**Dataset content**
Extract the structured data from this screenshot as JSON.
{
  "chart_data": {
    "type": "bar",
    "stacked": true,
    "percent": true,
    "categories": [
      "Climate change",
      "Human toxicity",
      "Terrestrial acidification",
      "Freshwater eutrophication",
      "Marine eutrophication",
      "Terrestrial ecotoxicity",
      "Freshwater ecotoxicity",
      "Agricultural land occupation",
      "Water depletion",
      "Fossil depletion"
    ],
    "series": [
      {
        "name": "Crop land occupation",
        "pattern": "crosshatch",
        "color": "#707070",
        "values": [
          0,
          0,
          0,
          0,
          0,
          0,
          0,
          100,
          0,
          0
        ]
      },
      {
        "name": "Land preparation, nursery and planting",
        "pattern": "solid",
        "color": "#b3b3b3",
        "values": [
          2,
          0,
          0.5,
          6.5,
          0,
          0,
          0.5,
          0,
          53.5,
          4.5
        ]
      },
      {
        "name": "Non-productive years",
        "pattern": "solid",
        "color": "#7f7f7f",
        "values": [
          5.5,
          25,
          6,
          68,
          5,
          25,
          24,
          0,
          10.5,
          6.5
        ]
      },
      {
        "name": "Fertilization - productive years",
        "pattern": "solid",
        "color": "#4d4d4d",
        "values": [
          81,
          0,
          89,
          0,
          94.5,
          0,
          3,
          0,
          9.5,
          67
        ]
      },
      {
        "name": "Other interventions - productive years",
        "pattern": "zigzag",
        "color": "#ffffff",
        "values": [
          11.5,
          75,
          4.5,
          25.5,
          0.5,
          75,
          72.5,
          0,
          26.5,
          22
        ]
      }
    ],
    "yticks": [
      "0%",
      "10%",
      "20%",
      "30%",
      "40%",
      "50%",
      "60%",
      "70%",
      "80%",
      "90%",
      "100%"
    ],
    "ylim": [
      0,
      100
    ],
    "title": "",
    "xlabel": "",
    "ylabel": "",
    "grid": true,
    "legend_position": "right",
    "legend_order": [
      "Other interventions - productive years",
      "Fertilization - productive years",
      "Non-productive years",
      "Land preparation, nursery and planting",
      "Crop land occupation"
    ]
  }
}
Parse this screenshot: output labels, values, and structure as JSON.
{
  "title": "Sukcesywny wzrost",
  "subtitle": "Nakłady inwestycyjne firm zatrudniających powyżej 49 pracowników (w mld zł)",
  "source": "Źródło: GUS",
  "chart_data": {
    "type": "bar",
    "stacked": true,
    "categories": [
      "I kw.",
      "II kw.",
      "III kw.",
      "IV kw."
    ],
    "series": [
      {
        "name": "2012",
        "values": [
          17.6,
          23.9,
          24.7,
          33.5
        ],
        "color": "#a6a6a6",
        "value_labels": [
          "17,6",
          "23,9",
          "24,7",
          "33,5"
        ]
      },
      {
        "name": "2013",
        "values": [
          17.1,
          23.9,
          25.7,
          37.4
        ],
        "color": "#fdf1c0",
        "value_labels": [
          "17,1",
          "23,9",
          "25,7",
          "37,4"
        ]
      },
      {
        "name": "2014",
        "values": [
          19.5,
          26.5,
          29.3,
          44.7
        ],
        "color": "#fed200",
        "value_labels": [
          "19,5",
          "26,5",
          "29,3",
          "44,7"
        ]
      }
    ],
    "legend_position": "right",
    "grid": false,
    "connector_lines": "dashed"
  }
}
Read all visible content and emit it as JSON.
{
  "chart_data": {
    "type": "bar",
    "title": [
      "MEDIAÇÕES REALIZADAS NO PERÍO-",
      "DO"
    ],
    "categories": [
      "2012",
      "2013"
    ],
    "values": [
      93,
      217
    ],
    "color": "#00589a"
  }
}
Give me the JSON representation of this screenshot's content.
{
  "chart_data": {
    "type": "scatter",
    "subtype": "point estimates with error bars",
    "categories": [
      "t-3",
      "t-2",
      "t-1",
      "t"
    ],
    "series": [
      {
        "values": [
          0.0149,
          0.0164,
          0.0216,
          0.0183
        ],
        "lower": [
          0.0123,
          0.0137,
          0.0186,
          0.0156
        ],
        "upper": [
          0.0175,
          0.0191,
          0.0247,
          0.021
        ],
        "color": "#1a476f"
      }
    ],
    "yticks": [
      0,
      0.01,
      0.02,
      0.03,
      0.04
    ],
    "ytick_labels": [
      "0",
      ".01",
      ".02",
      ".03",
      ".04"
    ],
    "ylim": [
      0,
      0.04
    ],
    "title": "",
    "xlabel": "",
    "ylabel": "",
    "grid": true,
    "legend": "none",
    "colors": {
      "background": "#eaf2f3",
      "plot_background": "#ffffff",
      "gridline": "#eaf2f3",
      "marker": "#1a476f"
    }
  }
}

**Exercise description**
Repeat exactly the lines from the one containing "Read all visible content and emit it as JSON." through the last line of the records above, both included, and nothing else.

**Right answer**
Read all visible content and emit it as JSON.
{
  "chart_data": {
    "type": "bar",
    "title": [
      "MEDIAÇÕES REALIZADAS NO PERÍO-",
      "DO"
    ],
    "categories": [
      "2012",
      "2013"
    ],
    "values": [
      93,
      217
    ],
    "color": "#00589a"
  }
}
Give me the JSON representation of this screenshot's content.
{
  "chart_data": {
    "type": "scatter",
    "subtype": "point estimates with error bars",
    "categories": [
      "t-3",
      "t-2",
      "t-1",
      "t"
    ],
    "series": [
      {
        "values": [
          0.0149,
          0.0164,
          0.0216,
          0.0183
        ],
        "lower": [
          0.0123,
          0.0137,
          0.0186,
          0.0156
        ],
        "upper": [
          0.0175,
          0.0191,
          0.0247,
          0.021
        ],
        "color": "#1a476f"
      }
    ],
    "yticks": [
      0,
      0.01,
      0.02,
      0.03,
      0.04
    ],
    "ytick_labels": [
      "0",
      ".01",
      ".02",
      ".03",
      ".04"
    ],
    "ylim": [
      0,
      0.04
    ],
    "title": "",
    "xlabel": "",
    "ylabel": "",
    "grid": true,
    "legend": "none",
    "colors": {
      "background": "#eaf2f3",
      "plot_background": "#ffffff",
      "gridline": "#eaf2f3",
      "marker": "#1a476f"
    }
  }
}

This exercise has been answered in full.